Task prompt
Filter the records below for the word "JSON". Copy each line that holds it.

[Stored items from a collection]

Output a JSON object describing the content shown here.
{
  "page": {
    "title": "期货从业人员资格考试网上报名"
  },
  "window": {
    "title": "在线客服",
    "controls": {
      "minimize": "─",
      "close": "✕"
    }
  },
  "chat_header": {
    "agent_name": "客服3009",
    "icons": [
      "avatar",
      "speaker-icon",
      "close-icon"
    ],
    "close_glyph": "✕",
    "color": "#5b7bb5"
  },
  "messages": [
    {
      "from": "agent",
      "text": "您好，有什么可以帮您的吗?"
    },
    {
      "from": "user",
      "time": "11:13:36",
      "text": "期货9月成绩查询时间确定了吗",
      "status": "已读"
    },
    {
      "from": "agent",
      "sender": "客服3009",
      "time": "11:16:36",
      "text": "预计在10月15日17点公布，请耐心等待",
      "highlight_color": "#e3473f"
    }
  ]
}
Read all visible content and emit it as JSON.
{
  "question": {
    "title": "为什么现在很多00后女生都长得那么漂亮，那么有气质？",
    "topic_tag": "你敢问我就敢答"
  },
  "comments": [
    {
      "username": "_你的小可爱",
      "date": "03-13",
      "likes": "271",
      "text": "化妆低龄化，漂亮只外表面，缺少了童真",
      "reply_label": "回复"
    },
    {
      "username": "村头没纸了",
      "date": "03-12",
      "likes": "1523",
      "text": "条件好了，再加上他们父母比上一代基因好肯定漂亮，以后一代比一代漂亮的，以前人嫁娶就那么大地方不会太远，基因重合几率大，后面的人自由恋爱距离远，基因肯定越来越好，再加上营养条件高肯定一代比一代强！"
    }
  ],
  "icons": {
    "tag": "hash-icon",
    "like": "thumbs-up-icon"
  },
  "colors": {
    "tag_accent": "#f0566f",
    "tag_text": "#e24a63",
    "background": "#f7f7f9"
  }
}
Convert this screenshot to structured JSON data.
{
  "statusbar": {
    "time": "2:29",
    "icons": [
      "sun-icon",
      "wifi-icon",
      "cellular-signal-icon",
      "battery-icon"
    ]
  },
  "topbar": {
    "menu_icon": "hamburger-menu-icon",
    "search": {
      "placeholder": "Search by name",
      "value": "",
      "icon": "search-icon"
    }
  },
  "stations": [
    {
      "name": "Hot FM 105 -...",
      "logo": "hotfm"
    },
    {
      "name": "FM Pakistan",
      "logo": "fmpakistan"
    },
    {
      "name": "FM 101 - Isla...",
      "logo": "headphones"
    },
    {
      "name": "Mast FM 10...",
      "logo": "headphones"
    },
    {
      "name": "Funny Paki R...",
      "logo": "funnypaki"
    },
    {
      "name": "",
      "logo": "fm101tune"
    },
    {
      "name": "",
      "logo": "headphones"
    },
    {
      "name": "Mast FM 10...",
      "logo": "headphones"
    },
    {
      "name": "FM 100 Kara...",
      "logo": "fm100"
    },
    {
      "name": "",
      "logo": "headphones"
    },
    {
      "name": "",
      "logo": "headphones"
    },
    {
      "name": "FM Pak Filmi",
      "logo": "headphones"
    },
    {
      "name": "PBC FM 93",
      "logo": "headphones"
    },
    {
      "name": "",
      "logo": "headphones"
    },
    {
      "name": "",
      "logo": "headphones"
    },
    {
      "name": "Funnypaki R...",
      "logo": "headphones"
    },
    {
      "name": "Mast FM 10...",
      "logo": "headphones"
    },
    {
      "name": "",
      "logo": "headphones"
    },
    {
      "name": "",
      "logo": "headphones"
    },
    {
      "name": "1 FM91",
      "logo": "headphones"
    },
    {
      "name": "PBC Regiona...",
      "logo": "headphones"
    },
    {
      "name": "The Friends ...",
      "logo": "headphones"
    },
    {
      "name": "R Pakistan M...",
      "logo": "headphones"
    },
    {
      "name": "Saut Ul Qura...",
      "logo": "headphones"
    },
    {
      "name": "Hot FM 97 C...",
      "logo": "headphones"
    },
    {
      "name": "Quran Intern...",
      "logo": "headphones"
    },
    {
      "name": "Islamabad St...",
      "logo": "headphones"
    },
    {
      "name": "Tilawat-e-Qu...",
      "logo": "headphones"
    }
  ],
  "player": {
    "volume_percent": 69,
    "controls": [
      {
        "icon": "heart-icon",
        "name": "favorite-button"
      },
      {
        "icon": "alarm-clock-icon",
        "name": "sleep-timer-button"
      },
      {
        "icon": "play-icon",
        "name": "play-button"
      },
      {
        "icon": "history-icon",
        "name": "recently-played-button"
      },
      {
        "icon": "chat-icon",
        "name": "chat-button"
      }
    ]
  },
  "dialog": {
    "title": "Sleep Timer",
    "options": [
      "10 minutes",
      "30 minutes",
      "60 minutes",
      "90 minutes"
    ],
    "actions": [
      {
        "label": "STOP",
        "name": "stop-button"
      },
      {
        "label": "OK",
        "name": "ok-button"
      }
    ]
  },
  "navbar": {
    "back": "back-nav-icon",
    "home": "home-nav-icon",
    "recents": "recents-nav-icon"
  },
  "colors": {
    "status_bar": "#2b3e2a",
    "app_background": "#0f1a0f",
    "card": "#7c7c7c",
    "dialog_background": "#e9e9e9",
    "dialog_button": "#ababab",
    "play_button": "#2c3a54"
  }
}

Task solution
Output a JSON object describing the content shown here.
Read all visible content and emit it as JSON.
Convert this screenshot to structured JSON data.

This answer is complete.